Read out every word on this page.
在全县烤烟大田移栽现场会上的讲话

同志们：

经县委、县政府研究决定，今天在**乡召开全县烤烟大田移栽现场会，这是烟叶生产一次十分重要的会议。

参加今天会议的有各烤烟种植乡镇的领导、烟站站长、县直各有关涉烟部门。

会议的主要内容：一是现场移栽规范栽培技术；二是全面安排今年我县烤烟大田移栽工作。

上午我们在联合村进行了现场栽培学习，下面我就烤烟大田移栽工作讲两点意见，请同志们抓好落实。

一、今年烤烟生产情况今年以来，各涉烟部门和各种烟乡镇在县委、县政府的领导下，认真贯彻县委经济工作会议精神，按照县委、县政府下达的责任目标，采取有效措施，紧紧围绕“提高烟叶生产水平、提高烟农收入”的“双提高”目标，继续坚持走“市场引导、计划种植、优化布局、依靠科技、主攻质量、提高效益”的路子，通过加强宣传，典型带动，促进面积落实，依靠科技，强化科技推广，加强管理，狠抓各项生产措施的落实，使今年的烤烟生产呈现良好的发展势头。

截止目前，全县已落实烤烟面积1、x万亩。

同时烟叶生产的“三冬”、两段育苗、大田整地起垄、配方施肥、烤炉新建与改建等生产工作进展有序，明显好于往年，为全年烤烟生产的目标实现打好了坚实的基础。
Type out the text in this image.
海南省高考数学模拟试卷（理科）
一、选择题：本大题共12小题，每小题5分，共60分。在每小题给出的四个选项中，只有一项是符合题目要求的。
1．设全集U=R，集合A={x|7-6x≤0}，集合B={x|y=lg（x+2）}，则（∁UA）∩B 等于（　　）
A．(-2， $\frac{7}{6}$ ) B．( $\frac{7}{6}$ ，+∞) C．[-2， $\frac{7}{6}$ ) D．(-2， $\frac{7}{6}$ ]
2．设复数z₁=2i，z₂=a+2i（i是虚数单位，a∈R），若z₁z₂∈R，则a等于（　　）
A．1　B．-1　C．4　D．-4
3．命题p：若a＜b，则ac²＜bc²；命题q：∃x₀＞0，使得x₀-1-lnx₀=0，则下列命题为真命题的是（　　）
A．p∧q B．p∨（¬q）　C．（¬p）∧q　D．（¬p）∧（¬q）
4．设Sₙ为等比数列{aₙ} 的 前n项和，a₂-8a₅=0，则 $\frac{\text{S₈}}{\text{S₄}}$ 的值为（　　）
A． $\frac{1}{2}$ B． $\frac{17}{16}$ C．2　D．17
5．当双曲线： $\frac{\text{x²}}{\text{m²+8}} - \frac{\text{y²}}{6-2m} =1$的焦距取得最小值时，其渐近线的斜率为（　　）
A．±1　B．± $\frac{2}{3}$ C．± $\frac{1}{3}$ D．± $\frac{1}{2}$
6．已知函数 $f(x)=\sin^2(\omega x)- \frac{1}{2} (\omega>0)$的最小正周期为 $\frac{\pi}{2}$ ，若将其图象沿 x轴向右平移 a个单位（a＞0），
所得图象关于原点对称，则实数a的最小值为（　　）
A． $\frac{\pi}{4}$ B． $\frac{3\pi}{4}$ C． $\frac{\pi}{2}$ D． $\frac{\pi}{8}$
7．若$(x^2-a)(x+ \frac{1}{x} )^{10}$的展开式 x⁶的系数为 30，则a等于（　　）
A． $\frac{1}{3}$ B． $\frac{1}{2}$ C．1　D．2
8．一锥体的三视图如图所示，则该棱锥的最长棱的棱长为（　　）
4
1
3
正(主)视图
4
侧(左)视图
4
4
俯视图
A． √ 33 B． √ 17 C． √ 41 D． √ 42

□ □ □ □ □ □ □

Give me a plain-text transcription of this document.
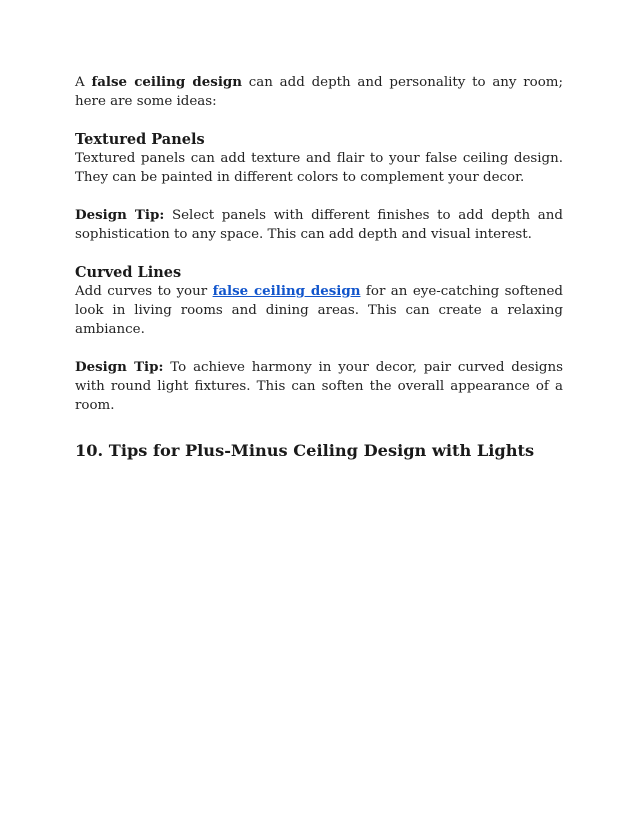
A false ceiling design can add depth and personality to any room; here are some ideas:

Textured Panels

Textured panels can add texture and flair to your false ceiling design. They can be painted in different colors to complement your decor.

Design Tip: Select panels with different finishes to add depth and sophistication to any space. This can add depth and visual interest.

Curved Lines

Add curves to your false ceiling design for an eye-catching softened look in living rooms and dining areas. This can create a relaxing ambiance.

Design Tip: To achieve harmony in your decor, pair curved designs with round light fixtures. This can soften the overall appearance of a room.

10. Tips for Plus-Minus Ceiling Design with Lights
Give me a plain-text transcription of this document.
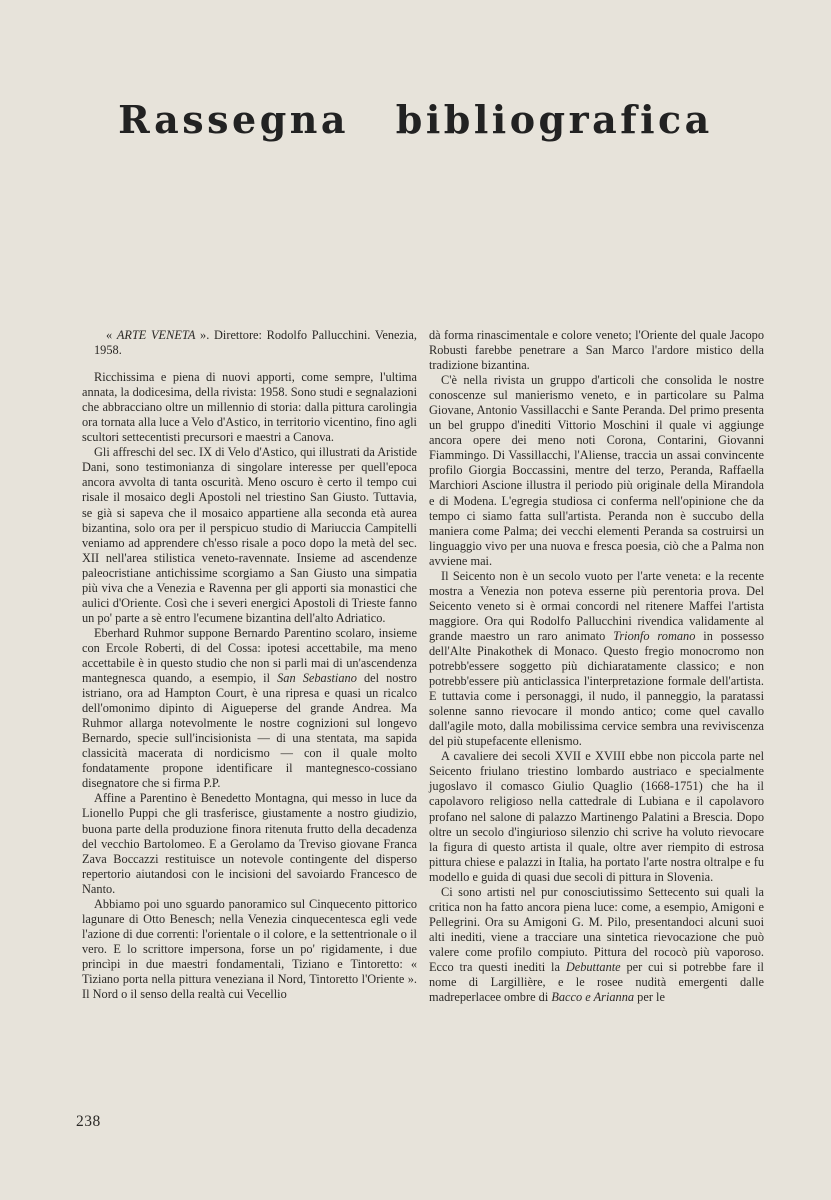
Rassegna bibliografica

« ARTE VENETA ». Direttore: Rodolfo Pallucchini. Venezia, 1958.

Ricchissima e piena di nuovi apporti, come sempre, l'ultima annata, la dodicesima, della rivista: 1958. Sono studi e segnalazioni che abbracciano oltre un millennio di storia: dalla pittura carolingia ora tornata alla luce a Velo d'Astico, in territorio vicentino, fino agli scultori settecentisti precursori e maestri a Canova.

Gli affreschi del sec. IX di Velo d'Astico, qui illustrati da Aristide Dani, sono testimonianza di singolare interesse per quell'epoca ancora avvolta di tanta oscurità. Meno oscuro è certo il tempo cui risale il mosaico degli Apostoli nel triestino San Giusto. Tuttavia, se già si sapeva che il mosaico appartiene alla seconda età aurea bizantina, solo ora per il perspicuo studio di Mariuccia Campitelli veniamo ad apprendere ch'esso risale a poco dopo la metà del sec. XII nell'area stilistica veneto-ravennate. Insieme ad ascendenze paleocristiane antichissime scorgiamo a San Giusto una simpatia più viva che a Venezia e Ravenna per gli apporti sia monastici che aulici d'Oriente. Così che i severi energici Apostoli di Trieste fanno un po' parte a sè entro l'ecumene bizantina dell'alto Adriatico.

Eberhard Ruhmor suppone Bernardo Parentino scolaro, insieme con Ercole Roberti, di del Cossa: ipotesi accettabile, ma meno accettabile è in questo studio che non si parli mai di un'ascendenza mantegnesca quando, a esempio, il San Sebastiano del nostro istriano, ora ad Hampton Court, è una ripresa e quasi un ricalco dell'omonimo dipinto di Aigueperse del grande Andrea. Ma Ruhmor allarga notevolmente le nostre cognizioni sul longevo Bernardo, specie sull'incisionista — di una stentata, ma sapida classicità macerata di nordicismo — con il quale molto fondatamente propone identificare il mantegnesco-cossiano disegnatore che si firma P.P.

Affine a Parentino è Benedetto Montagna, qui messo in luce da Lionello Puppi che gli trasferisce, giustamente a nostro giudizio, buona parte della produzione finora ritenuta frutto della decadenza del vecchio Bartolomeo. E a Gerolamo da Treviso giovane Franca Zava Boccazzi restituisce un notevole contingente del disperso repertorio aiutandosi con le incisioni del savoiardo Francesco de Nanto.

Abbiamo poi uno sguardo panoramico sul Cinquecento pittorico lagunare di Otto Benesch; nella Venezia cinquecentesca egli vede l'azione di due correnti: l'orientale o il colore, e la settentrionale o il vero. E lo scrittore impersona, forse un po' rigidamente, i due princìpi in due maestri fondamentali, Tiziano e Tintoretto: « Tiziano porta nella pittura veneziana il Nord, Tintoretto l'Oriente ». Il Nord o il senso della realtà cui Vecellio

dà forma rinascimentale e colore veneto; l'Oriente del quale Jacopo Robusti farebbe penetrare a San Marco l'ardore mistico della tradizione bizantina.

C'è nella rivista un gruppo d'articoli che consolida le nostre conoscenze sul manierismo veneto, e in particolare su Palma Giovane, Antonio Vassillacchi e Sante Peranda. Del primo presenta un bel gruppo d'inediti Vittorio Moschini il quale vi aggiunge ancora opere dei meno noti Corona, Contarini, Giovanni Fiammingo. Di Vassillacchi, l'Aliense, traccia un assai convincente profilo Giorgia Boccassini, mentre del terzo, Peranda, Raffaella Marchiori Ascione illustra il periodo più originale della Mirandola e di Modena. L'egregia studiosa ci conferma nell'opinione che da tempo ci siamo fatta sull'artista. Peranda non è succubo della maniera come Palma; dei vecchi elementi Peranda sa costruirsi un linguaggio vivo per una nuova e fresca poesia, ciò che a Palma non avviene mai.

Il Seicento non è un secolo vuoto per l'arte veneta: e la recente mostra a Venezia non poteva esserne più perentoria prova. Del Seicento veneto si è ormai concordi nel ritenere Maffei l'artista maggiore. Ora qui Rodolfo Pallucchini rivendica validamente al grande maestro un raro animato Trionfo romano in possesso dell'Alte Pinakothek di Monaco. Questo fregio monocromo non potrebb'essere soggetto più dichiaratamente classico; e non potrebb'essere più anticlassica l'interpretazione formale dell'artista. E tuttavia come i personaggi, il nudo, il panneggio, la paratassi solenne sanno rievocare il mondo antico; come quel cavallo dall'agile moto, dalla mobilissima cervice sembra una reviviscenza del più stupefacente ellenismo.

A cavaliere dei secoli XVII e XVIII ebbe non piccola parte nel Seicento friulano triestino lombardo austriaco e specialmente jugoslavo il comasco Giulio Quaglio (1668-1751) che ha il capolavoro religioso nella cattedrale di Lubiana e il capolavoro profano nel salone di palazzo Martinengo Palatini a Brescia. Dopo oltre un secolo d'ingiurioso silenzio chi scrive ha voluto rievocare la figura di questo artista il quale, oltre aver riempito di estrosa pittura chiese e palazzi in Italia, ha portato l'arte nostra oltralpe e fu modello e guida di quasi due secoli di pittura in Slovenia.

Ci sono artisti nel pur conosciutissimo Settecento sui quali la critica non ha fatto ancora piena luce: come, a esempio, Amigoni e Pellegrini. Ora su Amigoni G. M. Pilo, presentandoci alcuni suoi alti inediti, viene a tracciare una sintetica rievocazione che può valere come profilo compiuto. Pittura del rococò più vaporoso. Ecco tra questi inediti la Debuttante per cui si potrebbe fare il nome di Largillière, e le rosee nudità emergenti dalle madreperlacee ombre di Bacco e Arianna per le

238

□ □ □ □ □ □ □

• Given exercise
Gather every line from the listing above in which "inediti" appears, and copy those lines.

• Answer to the exercise
C'è nella rivista un gruppo d'articoli che consolida le nostre conoscenze sul manierismo veneto, e in particolare su Palma Giovane, Antonio Vassillacchi e Sante Peranda. Del primo presenta un bel gruppo d'inediti Vittorio Moschini il quale vi aggiunge ancora opere dei meno noti Corona, Contarini, Giovanni Fiammingo. Di Vassillacchi, l'Aliense, traccia un assai convincente profilo Giorgia Boccassini, mentre del terzo, Peranda, Raffaella Marchiori Ascione illustra il periodo più originale della Mirandola e di Modena. L'egregia studiosa ci conferma nell'opinione che da tempo ci siamo fatta sull'artista. Peranda non è succubo della maniera come Palma; dei vecchi elementi Peranda sa costruirsi un linguaggio vivo per una nuova e fresca poesia, ciò che a Palma non avviene mai.
Ci sono artisti nel pur conosciutissimo Settecento sui quali la critica non ha fatto ancora piena luce: come, a esempio, Amigoni e Pellegrini. Ora su Amigoni G. M. Pilo, presentandoci alcuni suoi alti inediti, viene a tracciare una sintetica rievocazione che può valere come profilo compiuto. Pittura del rococò più vaporoso. Ecco tra questi inediti la Debuttante per cui si potrebbe fare il nome di Largillière, e le rosee nudità emergenti dalle madreperlacee ombre di Bacco e Arianna per le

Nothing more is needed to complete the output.